• **Directions**: From the following article on the album Hell or High Water, list every song title that appears in quotation marks.

Studio album by As Cities Burn
- Released: April 21, 2009
- Genre: Indie rock
- Length: 42:14
- Label: Tooth & Nail
- Producer: Brad Wood

As Cities Burn chronology
| Come Now Sleep (2007) | Hell or High Water (2009) | Scream Through the Walls (2019) |

= Hell or High Water (As Cities Burn album) =

Hell or High Water is the third full-length album by Christian indie rock band As Cities Burn. According to a MySpace post, frontman Cody Bonnette and a friend of the band, Tyler Orr, recorded the album almost entirely themselves, In the small town of Cleveland Tennessee, on first street. It was released on April 21, 2009, through Tooth & Nail Records. This album also features guest vocals from original lead vocalist T.J. Bonnette, on the songs "84 Sheepdog" and "Gates", as well as some from Robert Chisolm of Jonezetta and Micah Boyce from So Long Forgotten on the song "Capo". The album charted at No. 109 on the Billboard 200 in its first week. The hidden track in the pregap was uploaded on the MySpace page of singer Cody under the name "Aerial".

(Data entries)
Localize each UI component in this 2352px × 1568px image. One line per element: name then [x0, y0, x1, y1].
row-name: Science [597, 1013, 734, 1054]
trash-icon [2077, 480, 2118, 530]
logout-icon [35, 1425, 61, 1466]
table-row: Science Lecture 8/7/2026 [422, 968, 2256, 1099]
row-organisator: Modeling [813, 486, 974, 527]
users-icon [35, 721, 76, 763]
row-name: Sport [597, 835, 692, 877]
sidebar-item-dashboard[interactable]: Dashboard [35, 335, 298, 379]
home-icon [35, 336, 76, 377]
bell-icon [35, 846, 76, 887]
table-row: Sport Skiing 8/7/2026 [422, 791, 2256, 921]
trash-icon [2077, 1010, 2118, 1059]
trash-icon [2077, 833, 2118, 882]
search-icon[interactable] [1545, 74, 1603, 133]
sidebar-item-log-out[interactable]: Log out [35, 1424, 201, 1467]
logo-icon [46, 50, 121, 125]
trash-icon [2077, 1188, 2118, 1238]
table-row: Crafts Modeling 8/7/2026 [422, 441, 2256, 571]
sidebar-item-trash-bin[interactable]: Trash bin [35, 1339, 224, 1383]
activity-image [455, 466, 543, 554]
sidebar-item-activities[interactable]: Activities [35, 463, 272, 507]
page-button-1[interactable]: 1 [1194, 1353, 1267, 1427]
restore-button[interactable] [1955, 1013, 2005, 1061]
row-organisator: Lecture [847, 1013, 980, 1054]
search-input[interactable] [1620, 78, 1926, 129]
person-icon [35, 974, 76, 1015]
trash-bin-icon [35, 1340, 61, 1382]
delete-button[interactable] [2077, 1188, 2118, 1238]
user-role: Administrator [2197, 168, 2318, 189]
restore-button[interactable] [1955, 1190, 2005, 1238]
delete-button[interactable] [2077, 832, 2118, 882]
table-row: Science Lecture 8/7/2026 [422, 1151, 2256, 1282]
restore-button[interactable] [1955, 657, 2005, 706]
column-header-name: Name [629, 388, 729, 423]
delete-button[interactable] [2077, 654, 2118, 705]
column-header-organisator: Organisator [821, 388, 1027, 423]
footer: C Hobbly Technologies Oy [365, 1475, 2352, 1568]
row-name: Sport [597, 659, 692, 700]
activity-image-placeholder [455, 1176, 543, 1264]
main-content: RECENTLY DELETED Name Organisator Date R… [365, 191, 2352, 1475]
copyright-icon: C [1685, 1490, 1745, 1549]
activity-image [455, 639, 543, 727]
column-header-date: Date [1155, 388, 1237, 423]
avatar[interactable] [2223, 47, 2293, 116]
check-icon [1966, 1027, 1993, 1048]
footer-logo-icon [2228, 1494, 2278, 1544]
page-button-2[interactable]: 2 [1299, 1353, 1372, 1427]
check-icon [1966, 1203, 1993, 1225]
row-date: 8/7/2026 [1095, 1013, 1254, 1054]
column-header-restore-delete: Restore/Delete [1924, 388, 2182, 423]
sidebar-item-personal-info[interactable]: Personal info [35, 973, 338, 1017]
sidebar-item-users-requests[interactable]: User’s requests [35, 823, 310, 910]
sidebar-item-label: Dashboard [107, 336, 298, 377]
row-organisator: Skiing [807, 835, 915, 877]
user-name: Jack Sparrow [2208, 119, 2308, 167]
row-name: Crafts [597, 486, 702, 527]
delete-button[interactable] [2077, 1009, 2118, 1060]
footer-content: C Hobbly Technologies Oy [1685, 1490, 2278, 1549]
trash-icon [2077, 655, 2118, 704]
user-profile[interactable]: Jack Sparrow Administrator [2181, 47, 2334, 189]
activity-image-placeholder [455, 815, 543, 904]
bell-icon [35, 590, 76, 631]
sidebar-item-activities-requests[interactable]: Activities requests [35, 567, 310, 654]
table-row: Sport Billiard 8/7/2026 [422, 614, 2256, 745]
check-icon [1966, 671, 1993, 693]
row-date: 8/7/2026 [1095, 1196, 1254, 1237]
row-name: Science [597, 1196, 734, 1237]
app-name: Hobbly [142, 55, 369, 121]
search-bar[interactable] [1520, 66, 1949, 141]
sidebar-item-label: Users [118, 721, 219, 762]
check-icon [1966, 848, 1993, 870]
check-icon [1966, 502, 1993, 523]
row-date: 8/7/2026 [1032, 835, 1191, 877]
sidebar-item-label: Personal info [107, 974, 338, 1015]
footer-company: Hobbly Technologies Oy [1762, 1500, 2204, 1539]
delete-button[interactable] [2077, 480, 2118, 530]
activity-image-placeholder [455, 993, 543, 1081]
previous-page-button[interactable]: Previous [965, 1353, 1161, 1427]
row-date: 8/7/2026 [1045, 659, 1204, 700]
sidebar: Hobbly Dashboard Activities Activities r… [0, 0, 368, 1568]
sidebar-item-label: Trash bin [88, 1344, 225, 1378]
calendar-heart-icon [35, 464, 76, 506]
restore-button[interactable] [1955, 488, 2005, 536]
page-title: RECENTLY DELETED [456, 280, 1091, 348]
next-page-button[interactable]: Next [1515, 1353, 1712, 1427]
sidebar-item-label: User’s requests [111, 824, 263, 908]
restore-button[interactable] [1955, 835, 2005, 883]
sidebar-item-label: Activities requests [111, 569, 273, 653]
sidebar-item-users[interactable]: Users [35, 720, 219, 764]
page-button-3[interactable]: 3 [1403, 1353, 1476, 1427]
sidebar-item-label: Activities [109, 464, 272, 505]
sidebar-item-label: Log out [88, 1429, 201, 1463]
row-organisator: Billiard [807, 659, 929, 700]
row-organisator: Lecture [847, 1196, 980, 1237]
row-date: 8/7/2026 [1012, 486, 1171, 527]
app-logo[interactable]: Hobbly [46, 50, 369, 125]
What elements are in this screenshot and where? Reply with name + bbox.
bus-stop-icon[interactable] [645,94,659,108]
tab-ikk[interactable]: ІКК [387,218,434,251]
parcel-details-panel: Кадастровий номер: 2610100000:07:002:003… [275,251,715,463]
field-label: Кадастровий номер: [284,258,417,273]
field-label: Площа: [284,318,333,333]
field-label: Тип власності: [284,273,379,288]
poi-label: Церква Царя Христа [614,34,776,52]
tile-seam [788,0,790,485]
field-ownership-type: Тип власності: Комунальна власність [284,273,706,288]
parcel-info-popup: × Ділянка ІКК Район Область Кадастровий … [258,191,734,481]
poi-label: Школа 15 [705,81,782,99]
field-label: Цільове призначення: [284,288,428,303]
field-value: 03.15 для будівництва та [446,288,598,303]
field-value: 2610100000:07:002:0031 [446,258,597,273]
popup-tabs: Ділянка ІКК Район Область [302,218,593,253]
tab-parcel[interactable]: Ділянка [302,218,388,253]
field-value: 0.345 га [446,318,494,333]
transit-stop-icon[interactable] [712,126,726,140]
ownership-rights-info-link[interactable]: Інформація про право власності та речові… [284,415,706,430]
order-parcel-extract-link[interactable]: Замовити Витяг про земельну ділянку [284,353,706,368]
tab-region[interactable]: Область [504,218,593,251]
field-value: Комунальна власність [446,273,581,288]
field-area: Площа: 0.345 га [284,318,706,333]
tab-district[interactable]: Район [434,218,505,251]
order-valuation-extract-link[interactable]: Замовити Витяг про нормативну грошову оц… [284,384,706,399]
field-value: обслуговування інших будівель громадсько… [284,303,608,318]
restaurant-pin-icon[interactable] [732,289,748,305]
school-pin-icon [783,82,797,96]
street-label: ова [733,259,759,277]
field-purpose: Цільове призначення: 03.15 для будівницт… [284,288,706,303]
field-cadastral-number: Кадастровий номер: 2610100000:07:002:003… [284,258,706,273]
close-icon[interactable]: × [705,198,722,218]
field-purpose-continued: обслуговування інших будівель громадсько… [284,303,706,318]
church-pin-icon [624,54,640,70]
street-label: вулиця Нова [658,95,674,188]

• **Response box**: "84 Sheepdog", "Gates", "Capo", "Aerial"